Available records ::

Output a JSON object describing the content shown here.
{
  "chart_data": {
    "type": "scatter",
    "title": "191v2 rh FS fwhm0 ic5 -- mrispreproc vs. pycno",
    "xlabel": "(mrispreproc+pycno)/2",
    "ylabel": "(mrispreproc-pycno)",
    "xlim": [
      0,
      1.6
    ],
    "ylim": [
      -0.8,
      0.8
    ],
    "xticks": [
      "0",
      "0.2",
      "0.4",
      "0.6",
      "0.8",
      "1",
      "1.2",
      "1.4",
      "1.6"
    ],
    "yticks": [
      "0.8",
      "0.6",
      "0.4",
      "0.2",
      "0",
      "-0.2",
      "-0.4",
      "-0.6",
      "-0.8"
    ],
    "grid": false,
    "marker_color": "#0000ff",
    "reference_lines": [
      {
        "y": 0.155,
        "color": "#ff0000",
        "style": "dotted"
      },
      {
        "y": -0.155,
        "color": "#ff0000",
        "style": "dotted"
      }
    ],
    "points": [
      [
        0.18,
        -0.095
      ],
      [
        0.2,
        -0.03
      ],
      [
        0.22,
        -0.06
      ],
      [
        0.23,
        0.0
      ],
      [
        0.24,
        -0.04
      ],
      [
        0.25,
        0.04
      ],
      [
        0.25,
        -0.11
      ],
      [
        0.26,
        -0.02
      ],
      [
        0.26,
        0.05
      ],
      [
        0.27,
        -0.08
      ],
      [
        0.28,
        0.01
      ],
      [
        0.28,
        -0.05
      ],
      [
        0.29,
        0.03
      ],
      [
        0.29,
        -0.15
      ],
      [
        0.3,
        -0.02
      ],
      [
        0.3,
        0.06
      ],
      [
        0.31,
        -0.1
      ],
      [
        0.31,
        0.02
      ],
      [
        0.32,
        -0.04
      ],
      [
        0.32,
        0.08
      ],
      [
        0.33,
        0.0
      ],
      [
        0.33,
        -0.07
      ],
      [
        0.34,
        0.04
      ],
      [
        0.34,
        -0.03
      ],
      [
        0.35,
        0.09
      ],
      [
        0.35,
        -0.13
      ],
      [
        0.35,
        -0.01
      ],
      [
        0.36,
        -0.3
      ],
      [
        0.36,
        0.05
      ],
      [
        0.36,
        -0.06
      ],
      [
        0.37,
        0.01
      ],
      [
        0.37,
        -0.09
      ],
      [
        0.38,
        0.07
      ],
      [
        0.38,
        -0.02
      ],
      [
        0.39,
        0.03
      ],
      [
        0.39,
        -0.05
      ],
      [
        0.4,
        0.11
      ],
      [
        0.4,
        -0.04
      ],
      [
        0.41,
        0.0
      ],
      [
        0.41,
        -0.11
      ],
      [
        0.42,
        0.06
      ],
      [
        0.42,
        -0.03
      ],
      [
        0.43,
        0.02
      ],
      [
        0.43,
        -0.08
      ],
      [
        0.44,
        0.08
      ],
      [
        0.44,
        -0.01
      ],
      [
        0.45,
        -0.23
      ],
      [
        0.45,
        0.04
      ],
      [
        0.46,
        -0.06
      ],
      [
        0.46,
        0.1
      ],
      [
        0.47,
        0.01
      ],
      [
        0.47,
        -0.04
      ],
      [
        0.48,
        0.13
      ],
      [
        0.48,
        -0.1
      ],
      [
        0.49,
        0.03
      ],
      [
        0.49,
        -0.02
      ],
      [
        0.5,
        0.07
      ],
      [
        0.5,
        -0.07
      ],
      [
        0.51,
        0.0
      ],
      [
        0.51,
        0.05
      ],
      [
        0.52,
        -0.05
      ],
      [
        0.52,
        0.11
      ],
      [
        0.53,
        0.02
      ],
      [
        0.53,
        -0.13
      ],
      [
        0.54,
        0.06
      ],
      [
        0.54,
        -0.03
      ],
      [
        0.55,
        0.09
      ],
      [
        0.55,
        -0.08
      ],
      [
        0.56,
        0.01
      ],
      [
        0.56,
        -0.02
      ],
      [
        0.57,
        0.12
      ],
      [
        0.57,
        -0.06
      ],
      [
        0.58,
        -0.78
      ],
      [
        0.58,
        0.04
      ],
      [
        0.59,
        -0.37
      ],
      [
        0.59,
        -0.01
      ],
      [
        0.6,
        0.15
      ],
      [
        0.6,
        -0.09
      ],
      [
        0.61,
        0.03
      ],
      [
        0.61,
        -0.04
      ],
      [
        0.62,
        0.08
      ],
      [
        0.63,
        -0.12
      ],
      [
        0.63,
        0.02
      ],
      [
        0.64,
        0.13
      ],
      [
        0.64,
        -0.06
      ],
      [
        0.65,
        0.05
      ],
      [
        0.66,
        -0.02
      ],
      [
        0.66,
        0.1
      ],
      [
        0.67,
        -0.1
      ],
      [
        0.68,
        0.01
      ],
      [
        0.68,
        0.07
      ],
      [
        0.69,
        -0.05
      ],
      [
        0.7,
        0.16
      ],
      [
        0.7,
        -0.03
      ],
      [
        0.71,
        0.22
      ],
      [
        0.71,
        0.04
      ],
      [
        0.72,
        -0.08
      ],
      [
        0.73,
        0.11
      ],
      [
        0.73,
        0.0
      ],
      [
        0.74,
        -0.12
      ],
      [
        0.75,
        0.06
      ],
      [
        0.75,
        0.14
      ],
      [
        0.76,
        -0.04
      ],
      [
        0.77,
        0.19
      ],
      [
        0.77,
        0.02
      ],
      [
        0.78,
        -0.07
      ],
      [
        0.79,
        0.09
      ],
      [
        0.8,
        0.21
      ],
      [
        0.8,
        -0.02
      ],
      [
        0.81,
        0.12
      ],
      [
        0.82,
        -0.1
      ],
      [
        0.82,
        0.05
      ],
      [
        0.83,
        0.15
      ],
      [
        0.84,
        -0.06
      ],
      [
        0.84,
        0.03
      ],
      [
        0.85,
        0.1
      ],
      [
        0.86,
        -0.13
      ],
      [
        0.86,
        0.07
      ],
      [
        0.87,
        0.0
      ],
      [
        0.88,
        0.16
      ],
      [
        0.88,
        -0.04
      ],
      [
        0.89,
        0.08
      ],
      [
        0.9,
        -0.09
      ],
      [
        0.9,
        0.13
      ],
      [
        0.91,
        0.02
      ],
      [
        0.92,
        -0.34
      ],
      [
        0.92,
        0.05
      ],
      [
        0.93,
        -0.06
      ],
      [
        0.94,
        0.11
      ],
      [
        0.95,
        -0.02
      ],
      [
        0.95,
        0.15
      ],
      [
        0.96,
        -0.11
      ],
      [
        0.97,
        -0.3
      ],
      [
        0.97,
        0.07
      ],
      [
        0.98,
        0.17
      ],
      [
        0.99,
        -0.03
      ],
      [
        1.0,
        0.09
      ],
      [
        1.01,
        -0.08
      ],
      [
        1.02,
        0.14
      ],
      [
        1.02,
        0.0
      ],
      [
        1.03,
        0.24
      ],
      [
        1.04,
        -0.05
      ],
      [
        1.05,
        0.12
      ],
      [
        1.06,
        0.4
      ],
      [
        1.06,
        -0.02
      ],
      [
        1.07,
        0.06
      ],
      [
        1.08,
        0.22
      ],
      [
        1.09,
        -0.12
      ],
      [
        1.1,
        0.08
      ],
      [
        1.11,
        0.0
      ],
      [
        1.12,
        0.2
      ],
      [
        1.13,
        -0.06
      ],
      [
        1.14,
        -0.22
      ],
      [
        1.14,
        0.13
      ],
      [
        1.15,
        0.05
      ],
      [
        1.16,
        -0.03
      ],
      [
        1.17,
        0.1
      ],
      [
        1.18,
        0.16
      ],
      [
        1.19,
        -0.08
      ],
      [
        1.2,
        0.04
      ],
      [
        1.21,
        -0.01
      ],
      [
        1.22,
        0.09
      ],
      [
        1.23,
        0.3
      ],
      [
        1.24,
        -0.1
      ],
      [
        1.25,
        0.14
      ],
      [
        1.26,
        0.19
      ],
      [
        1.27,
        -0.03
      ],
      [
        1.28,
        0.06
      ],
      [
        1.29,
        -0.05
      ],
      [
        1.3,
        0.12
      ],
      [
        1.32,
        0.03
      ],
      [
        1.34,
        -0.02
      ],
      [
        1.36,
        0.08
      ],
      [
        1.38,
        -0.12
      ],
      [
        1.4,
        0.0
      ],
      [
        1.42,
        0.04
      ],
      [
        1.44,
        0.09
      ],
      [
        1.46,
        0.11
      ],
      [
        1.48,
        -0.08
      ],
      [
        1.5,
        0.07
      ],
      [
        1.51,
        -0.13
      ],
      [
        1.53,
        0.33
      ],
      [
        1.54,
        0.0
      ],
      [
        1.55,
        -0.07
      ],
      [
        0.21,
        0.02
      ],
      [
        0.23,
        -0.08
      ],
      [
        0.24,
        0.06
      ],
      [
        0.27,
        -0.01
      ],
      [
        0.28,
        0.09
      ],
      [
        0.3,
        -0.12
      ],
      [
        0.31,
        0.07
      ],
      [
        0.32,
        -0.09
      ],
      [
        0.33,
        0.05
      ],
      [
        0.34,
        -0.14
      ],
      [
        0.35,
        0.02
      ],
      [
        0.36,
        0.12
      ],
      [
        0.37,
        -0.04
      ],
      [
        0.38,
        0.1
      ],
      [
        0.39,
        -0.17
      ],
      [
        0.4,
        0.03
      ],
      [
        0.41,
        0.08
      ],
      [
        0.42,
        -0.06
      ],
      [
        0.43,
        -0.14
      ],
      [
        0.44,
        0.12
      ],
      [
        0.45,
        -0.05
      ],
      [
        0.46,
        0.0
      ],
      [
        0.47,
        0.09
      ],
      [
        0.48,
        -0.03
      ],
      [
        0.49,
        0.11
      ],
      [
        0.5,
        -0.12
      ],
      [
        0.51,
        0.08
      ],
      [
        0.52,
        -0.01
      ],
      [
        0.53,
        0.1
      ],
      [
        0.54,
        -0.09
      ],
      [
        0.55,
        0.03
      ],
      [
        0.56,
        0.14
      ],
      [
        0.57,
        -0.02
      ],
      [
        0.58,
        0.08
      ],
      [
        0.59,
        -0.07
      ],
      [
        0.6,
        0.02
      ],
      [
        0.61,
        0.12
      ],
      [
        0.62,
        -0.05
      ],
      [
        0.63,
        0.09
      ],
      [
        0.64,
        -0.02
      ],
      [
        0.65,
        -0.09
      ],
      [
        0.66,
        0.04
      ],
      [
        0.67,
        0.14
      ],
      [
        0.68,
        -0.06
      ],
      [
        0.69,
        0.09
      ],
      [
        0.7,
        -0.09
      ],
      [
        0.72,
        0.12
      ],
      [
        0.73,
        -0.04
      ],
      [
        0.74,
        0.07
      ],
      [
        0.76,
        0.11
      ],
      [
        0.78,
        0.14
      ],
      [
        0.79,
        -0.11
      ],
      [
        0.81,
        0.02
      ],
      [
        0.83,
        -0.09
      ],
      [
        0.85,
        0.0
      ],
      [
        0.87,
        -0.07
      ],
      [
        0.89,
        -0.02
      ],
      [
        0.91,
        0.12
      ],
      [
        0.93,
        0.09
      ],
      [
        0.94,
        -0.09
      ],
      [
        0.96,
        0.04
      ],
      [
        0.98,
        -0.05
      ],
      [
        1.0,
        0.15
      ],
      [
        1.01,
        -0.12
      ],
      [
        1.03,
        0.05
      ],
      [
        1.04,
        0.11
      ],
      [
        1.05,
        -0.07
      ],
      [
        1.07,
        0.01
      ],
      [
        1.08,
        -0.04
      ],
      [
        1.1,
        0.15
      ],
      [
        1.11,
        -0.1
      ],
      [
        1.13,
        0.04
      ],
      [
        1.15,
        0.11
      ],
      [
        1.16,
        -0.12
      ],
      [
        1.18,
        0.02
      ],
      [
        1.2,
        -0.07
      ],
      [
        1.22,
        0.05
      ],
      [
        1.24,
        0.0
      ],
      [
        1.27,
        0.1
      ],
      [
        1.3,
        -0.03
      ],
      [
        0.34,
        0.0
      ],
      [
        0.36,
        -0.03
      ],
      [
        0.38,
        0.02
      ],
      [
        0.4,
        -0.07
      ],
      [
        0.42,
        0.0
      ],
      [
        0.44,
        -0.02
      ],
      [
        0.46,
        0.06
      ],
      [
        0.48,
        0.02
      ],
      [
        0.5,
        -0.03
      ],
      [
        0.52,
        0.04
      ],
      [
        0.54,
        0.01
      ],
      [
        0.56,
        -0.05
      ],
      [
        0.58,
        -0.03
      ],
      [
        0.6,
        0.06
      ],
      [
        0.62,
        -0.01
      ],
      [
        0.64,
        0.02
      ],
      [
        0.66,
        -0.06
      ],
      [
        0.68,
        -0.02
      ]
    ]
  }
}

Your instructions :: Where does the word "mrispreproc" appear in the listing? List each line that holds it.

Answer to this exercise ::
    "title": "191v2 rh FS fwhm0 ic5 -- mrispreproc vs. pycno",
    "xlabel": "(mrispreproc+pycno)/2",
    "ylabel": "(mrispreproc-pycno)",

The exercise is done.